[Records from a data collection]

----------------------------------------

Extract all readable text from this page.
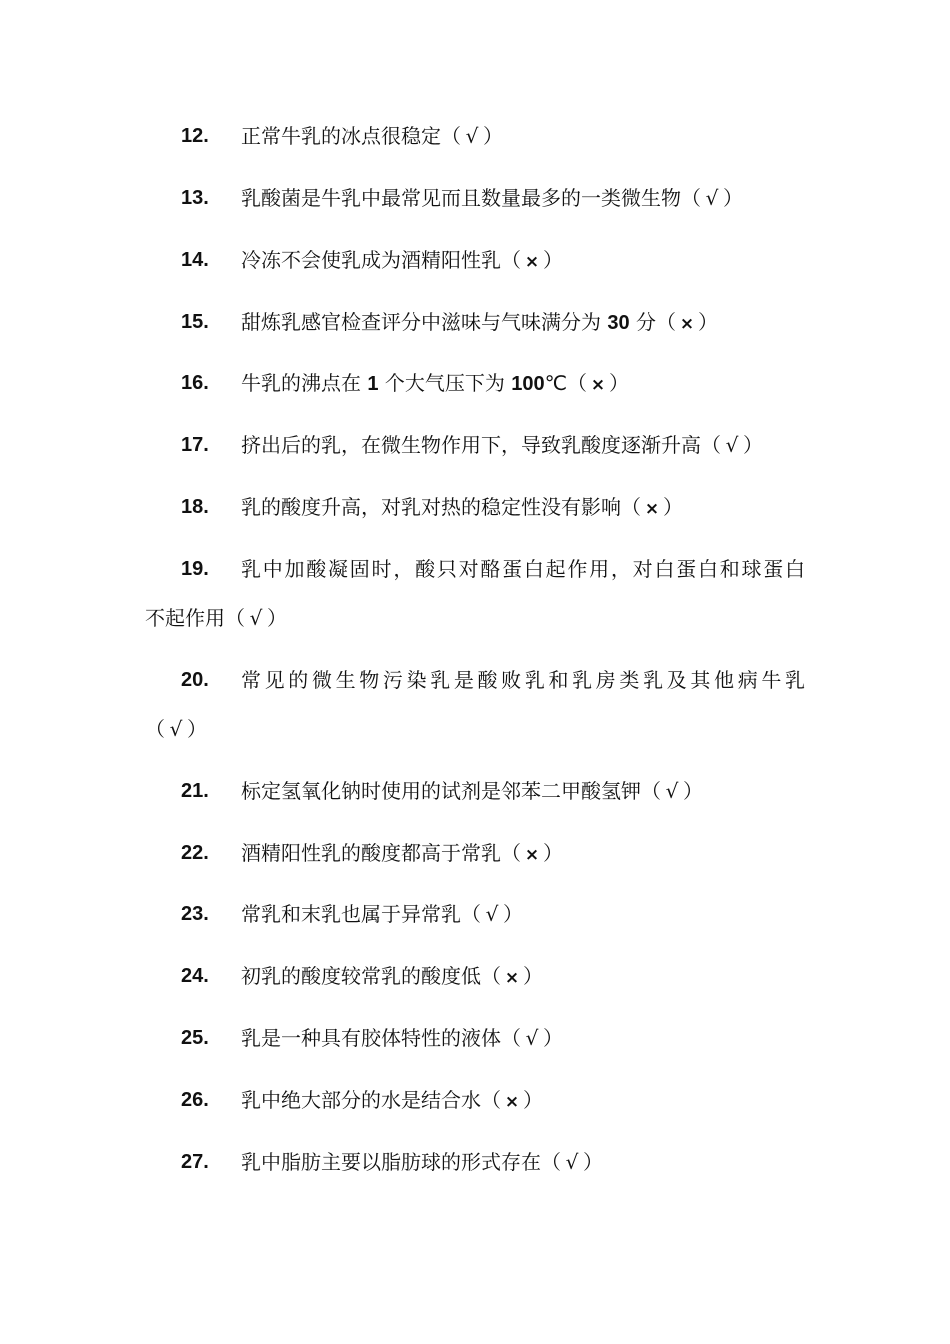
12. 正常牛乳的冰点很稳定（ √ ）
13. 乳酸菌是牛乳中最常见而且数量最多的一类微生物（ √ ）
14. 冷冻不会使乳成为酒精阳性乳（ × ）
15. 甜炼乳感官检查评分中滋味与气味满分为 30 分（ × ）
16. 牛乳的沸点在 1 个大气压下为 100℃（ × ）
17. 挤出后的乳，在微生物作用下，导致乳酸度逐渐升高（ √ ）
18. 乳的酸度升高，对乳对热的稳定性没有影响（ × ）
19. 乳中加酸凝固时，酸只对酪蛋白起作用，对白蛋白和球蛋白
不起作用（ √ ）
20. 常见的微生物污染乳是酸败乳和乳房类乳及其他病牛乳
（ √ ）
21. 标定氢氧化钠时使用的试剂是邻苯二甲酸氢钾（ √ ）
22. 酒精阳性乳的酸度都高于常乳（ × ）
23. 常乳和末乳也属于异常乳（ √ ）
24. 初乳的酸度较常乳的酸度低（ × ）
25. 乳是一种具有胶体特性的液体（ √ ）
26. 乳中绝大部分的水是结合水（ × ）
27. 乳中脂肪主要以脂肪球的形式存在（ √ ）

----------------------------------------

→ **WHAT YOU HAVE TO DO**
Return each line of the data, keeping its wording exact and omitting pictures.

→ **OUTPUT OF THE TASK**
Extract all readable text from this page.
12. 正常牛乳的冰点很稳定（ √ ）
13. 乳酸菌是牛乳中最常见而且数量最多的一类微生物（ √ ）
14. 冷冻不会使乳成为酒精阳性乳（ × ）
15. 甜炼乳感官检查评分中滋味与气味满分为 30 分（ × ）
16. 牛乳的沸点在 1 个大气压下为 100℃（ × ）
17. 挤出后的乳，在微生物作用下，导致乳酸度逐渐升高（ √ ）
18. 乳的酸度升高，对乳对热的稳定性没有影响（ × ）
19. 乳中加酸凝固时，酸只对酪蛋白起作用，对白蛋白和球蛋白
不起作用（ √ ）
20. 常见的微生物污染乳是酸败乳和乳房类乳及其他病牛乳
（ √ ）
21. 标定氢氧化钠时使用的试剂是邻苯二甲酸氢钾（ √ ）
22. 酒精阳性乳的酸度都高于常乳（ × ）
23. 常乳和末乳也属于异常乳（ √ ）
24. 初乳的酸度较常乳的酸度低（ × ）
25. 乳是一种具有胶体特性的液体（ √ ）
26. 乳中绝大部分的水是结合水（ × ）
27. 乳中脂肪主要以脂肪球的形式存在（ √ ）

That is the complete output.